Task goal |
Within the material below, find each line bearing the word "JSON" and present it.

[Dataset listings of figures]
Begin

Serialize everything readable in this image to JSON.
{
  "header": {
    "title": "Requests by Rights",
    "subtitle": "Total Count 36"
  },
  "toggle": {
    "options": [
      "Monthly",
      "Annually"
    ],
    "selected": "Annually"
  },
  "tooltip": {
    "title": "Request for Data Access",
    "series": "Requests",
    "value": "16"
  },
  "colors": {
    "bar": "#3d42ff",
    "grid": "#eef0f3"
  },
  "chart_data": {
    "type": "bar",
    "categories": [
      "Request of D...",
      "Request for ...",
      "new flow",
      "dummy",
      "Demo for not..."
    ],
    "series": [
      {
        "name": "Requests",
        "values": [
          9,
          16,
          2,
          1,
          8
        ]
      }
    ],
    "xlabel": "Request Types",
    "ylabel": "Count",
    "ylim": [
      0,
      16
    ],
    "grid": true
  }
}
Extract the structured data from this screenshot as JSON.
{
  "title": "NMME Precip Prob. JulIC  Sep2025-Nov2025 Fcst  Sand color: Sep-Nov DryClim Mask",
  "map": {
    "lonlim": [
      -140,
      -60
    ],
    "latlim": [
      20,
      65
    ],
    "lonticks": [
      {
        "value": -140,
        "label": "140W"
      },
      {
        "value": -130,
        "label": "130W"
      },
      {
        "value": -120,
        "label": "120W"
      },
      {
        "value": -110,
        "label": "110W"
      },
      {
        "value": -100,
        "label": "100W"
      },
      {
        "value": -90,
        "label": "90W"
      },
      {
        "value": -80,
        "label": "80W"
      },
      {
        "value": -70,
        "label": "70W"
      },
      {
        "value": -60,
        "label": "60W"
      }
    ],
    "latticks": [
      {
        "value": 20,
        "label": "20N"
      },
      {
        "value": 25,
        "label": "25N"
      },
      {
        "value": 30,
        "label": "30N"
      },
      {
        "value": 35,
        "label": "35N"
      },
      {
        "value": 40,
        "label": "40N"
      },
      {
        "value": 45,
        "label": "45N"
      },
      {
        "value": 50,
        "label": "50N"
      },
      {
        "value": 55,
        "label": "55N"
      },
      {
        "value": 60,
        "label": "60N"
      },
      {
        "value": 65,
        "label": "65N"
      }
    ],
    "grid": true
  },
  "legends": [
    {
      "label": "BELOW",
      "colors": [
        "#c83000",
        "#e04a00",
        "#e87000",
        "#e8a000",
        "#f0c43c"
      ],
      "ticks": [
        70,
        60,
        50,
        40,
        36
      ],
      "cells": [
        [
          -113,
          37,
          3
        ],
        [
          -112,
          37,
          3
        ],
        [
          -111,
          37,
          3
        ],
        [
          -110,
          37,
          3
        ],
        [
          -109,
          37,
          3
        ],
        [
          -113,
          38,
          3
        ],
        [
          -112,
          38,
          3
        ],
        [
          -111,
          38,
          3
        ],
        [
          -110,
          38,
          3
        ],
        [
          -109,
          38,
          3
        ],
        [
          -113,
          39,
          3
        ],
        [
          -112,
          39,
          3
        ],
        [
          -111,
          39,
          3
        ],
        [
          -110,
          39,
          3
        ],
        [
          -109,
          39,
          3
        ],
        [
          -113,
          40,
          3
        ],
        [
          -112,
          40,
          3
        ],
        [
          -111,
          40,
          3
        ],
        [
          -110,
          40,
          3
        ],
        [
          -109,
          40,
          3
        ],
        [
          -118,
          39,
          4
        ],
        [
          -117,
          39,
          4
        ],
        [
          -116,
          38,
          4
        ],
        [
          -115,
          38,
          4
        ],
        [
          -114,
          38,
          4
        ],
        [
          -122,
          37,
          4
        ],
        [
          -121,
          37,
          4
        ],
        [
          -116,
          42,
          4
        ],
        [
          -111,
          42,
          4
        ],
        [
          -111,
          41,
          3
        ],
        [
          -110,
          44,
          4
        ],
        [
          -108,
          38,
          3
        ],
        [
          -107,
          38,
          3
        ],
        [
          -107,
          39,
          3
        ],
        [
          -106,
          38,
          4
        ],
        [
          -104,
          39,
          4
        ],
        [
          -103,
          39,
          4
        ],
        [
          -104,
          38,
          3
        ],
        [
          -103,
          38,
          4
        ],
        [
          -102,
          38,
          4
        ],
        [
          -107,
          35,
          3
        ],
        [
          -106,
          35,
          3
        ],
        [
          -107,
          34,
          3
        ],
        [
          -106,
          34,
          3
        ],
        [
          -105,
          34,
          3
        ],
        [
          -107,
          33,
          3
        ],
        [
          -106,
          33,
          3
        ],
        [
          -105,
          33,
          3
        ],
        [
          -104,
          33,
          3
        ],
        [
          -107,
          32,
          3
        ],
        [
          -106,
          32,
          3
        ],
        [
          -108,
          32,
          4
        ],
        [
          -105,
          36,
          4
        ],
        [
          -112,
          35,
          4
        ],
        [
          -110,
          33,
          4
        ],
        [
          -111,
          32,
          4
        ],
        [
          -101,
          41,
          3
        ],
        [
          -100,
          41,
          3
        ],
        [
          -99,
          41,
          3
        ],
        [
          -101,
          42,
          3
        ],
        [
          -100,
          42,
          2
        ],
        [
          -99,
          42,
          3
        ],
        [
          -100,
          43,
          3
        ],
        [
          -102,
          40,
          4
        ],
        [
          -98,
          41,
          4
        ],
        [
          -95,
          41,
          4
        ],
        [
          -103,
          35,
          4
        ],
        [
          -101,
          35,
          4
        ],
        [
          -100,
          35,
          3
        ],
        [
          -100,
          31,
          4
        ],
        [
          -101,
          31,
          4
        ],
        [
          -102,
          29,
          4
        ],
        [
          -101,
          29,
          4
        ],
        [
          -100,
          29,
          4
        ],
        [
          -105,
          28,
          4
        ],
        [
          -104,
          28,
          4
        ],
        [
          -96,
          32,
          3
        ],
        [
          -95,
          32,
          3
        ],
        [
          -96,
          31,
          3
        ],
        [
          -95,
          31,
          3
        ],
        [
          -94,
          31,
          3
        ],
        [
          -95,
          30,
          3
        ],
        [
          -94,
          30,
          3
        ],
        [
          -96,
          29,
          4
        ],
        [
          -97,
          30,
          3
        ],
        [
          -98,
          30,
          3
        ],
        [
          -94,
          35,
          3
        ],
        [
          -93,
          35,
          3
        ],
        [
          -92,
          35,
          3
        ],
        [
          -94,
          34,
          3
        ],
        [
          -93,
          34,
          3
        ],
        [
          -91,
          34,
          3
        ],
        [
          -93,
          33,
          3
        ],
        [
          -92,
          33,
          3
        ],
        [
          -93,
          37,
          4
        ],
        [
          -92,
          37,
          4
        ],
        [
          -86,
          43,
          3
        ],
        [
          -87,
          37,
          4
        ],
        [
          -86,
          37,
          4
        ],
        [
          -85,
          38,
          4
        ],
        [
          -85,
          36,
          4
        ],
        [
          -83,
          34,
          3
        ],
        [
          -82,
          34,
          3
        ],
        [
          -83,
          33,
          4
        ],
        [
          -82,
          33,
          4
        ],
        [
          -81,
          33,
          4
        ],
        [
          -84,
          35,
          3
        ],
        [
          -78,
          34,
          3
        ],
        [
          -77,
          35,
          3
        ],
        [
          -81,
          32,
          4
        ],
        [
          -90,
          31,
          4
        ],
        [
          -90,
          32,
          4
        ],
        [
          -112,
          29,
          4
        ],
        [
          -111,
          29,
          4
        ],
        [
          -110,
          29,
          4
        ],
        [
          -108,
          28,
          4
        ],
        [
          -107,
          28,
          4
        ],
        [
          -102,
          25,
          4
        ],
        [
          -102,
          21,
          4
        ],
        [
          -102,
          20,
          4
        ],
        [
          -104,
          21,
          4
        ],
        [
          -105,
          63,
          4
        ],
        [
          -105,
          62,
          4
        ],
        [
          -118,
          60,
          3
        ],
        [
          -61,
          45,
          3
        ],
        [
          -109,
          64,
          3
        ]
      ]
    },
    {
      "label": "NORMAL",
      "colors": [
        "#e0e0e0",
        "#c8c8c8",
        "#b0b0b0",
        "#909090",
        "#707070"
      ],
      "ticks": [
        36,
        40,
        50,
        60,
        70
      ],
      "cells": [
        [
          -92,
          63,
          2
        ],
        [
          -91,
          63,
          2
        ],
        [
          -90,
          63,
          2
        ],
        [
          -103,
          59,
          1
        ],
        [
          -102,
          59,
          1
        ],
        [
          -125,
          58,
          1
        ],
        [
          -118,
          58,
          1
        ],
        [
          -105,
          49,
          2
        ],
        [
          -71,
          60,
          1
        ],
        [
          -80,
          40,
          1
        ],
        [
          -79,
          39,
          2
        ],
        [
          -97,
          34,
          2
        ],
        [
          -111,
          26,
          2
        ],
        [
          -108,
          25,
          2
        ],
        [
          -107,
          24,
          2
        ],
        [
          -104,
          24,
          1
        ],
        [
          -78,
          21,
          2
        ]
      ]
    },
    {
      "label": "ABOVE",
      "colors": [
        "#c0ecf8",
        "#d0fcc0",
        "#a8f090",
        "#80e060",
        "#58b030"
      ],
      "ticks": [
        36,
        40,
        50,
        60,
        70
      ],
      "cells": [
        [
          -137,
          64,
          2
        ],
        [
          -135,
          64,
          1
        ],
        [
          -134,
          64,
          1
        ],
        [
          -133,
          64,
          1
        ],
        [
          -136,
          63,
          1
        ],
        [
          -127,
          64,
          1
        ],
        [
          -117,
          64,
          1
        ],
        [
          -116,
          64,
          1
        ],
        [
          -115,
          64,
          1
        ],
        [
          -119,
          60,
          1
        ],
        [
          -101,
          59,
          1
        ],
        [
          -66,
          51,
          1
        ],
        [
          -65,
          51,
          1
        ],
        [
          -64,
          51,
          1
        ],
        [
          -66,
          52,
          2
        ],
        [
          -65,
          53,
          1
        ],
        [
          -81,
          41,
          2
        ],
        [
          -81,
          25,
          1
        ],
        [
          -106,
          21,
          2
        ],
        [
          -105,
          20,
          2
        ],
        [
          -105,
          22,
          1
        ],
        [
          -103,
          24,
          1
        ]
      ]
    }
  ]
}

End

Full output |
Serialize everything readable in this image to JSON.
Extract the structured data from this screenshot as JSON.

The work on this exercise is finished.